__What you are asked to do__. List each line of the data that holds the string "name".

__Supplied records__.
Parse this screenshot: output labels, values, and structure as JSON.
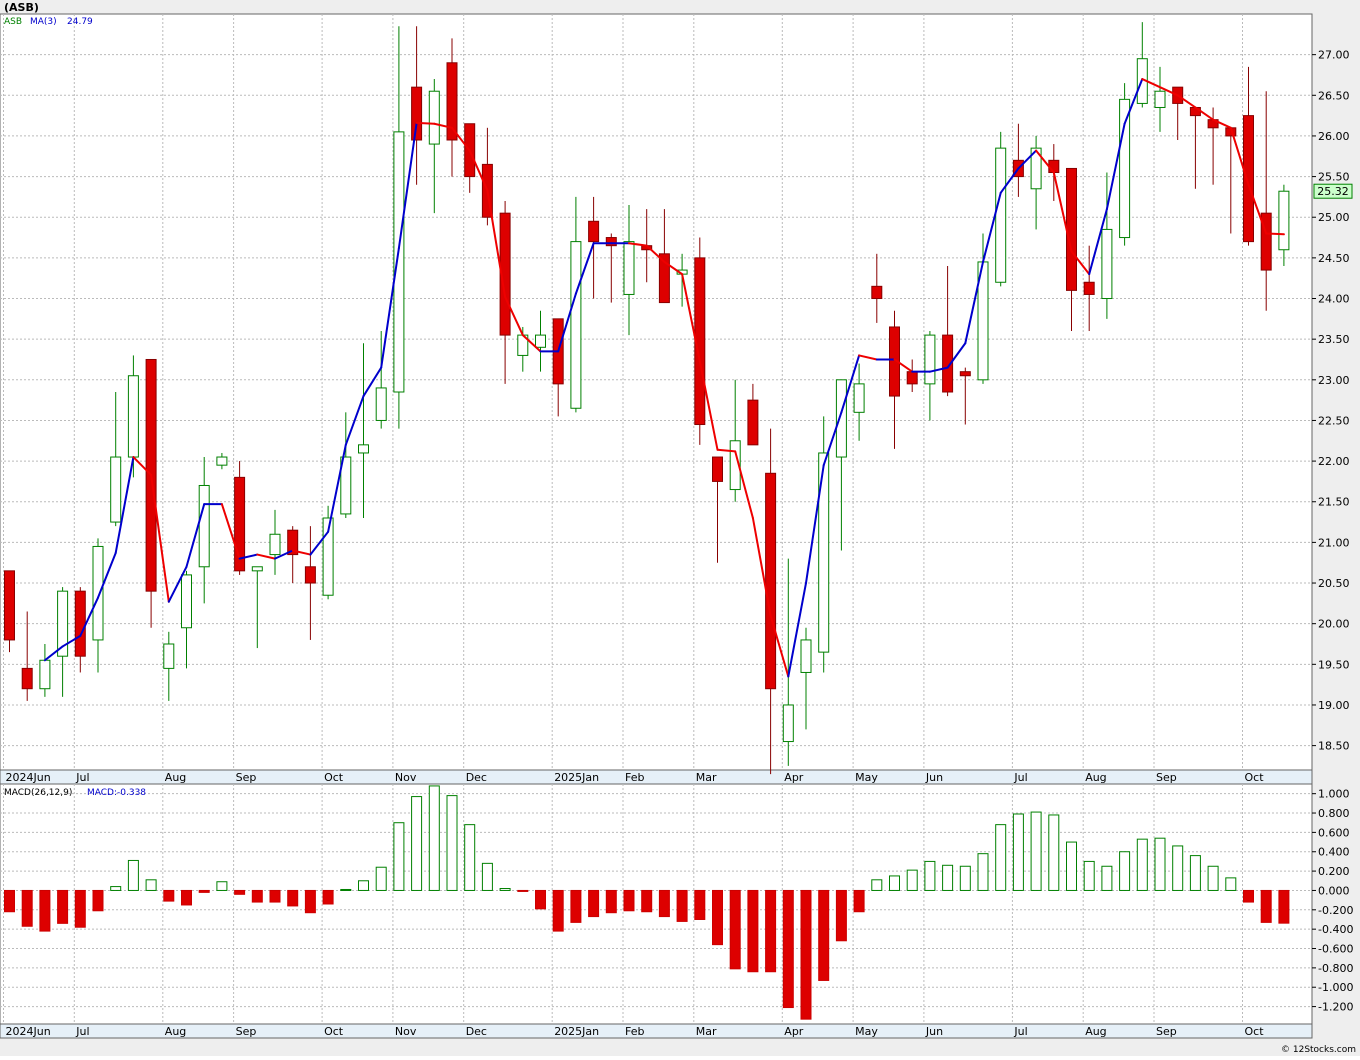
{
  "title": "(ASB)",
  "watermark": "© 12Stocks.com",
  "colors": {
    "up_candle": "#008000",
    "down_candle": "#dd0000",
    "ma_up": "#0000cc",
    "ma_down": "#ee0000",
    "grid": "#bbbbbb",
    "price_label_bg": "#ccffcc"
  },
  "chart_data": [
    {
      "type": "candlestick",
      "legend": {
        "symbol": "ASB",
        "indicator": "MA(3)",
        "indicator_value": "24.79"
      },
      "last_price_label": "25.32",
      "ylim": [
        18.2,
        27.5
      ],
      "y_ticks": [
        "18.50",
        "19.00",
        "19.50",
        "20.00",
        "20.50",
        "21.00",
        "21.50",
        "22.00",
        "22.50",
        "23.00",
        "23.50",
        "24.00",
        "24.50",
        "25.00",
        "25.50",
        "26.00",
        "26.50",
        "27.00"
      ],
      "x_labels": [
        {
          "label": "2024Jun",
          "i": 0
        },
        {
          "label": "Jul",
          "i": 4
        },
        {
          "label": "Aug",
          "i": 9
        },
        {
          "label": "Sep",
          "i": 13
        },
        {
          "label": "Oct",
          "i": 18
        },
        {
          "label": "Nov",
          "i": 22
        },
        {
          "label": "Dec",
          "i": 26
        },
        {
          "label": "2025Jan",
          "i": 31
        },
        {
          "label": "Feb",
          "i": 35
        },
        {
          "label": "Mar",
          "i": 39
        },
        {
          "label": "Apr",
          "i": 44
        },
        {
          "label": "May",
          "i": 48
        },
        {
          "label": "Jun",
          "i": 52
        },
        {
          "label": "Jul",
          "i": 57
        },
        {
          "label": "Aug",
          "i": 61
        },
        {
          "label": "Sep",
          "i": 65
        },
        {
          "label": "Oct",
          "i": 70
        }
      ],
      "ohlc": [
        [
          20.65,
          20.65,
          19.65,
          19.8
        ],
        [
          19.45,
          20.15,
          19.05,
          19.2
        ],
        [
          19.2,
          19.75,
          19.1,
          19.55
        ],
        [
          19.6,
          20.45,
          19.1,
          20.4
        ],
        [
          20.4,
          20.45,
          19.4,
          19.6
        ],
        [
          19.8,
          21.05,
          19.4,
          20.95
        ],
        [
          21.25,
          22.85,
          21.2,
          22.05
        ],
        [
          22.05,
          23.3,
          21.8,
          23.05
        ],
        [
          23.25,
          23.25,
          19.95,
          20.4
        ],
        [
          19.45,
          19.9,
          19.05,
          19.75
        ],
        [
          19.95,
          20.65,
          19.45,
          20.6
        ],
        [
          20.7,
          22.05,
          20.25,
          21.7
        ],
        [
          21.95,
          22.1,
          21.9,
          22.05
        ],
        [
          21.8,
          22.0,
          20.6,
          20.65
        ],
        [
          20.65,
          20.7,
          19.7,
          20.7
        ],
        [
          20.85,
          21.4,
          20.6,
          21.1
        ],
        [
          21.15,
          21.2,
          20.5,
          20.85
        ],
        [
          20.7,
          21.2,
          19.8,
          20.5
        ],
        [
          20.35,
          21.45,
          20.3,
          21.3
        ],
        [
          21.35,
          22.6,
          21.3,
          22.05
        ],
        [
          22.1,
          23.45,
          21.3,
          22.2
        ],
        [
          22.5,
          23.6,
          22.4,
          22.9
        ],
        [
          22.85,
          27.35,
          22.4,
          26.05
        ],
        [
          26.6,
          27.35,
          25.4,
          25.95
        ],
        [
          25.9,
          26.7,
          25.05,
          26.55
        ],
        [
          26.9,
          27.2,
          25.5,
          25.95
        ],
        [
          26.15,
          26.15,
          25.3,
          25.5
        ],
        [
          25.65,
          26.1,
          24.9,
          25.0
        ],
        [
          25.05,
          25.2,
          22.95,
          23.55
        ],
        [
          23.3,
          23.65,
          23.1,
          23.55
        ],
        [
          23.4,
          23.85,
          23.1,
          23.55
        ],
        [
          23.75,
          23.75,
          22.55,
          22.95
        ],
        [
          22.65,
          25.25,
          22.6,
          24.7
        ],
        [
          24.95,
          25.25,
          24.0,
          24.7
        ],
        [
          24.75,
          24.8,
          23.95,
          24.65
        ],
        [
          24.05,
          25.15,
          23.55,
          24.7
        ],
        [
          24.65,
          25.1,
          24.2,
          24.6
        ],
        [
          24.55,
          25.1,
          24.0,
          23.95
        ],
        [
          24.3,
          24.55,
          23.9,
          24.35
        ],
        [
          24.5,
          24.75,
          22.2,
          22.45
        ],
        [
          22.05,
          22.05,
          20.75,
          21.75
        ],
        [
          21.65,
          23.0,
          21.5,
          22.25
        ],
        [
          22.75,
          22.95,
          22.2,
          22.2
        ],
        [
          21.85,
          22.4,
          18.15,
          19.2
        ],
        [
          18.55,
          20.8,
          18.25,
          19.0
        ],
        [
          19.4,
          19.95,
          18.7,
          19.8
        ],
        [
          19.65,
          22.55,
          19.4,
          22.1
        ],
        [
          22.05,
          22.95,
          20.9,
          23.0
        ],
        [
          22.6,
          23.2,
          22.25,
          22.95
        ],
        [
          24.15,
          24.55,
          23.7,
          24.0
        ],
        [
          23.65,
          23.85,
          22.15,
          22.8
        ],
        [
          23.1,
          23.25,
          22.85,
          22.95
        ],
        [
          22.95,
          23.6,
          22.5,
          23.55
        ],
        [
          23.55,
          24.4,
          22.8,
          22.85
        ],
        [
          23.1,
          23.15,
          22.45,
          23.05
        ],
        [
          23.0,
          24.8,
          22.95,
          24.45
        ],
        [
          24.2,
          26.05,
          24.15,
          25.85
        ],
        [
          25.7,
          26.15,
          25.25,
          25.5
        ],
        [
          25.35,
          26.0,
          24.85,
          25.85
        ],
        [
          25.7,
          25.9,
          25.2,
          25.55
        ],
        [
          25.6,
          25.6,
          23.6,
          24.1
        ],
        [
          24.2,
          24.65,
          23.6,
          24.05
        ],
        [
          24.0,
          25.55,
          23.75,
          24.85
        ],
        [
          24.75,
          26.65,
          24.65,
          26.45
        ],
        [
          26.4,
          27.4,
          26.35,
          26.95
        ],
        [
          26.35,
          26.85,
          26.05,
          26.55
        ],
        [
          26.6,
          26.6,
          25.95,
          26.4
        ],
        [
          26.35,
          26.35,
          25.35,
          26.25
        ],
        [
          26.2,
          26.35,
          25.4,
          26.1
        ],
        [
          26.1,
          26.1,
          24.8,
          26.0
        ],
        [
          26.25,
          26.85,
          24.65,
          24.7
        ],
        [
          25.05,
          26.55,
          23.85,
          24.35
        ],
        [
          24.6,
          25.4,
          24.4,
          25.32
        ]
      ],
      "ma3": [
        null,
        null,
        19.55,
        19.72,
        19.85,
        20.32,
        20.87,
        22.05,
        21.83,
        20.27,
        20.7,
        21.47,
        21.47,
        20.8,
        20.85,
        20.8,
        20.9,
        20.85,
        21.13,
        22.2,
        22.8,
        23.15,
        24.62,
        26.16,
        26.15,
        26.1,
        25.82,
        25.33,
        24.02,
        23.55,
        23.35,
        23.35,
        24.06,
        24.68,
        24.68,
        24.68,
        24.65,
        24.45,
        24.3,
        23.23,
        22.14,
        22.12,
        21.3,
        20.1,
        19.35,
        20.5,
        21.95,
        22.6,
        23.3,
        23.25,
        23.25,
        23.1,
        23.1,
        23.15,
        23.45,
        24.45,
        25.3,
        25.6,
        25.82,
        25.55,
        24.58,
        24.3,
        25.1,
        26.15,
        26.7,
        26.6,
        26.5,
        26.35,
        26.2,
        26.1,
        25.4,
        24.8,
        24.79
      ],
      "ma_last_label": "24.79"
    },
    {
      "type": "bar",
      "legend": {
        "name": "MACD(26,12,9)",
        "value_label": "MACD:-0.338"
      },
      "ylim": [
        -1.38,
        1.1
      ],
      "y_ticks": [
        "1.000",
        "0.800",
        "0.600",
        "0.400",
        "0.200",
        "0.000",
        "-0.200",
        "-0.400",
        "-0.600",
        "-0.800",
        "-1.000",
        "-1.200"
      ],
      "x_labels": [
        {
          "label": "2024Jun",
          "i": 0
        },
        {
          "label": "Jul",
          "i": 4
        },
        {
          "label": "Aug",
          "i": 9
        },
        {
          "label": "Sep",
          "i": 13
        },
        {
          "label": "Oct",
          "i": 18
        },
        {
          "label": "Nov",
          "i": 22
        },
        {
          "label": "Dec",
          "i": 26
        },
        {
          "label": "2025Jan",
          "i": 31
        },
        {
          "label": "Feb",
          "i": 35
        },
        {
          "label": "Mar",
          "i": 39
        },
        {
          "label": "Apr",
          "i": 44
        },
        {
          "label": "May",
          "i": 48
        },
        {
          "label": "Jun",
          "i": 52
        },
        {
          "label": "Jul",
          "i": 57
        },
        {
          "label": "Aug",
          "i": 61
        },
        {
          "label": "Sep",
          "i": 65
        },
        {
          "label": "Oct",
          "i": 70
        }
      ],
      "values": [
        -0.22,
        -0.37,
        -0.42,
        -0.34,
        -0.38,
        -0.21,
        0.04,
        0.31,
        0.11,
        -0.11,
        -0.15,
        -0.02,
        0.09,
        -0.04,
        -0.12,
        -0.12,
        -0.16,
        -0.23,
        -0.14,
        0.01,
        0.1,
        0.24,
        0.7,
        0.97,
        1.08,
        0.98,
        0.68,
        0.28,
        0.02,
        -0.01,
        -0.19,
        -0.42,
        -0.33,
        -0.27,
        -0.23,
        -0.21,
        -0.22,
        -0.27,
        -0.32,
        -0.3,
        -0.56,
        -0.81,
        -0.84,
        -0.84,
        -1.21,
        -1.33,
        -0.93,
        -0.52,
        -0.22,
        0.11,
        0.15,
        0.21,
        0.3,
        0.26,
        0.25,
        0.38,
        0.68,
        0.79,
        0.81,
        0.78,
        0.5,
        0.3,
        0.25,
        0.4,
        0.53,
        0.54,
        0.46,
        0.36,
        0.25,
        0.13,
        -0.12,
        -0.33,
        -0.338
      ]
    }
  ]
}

* * *

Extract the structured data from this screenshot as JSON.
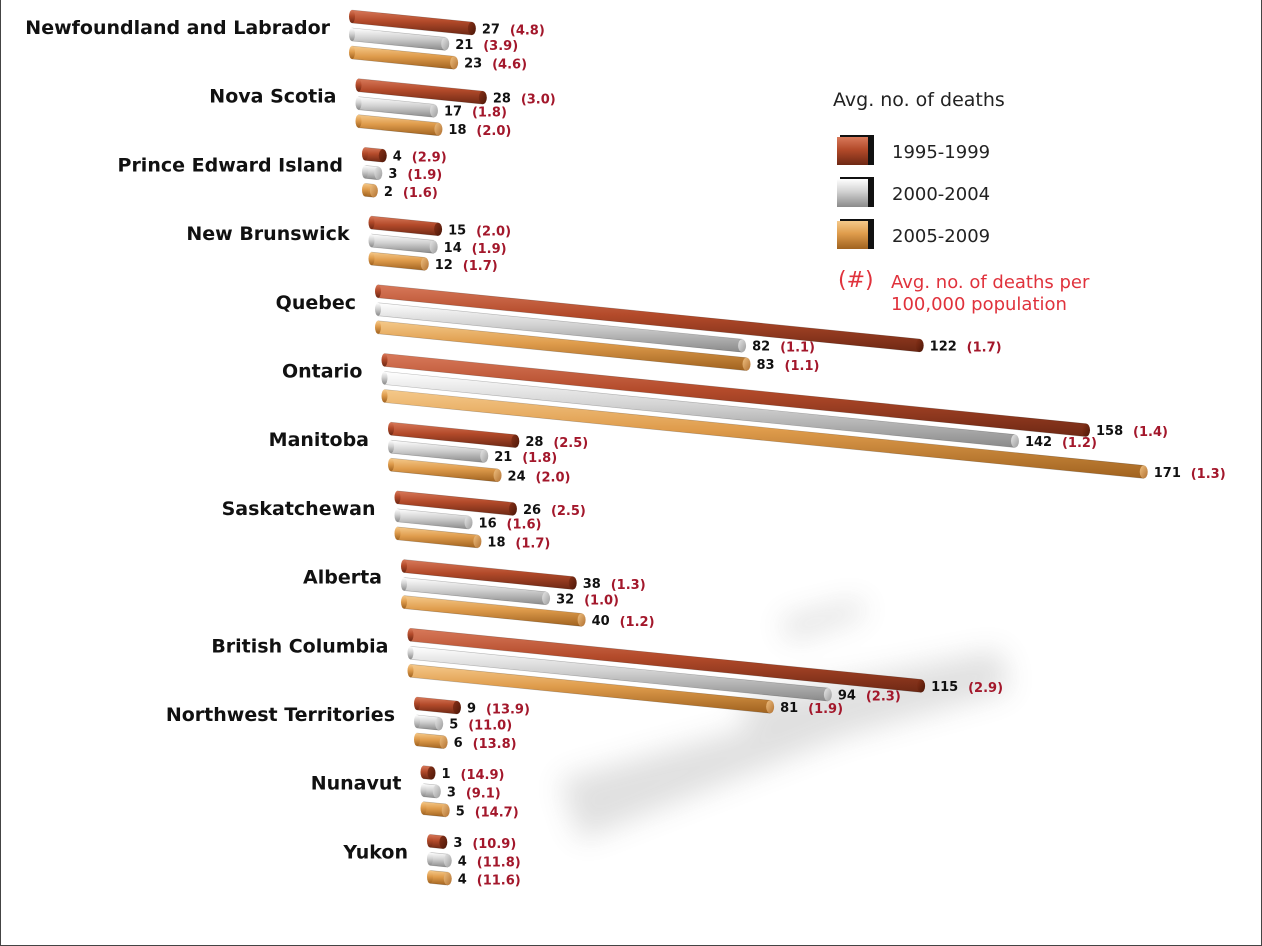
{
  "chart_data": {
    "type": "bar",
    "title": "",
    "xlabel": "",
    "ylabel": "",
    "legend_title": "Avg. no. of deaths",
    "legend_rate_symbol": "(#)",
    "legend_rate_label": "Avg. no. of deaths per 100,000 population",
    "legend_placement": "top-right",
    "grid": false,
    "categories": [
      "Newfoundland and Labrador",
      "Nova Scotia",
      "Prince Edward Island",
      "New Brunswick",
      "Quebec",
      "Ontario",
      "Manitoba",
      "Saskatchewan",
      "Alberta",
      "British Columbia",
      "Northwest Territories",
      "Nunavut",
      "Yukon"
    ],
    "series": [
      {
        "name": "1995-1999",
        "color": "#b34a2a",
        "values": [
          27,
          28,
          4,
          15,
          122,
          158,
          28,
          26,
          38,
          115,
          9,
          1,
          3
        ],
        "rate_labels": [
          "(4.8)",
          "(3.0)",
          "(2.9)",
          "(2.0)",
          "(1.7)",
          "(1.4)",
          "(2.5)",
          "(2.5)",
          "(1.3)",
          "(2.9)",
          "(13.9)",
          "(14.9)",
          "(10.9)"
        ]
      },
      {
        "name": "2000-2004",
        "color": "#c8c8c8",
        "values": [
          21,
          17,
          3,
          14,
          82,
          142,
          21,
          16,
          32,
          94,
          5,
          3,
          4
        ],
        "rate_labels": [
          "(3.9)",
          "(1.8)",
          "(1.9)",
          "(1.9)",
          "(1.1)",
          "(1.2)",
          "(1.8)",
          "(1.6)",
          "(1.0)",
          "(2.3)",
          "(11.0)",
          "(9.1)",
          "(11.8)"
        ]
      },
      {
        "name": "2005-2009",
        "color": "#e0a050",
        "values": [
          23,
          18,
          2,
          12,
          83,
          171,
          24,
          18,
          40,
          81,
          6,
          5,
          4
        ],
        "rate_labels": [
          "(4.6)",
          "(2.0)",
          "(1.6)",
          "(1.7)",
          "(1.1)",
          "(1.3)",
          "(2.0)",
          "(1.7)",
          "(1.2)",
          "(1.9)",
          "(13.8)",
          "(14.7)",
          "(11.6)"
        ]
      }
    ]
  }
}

__Worked answer__.
        "name": "MACD(26,12,9)",
        "name": "1995-1999",
        "name": "2000-2004",
        "name": "2005-2009",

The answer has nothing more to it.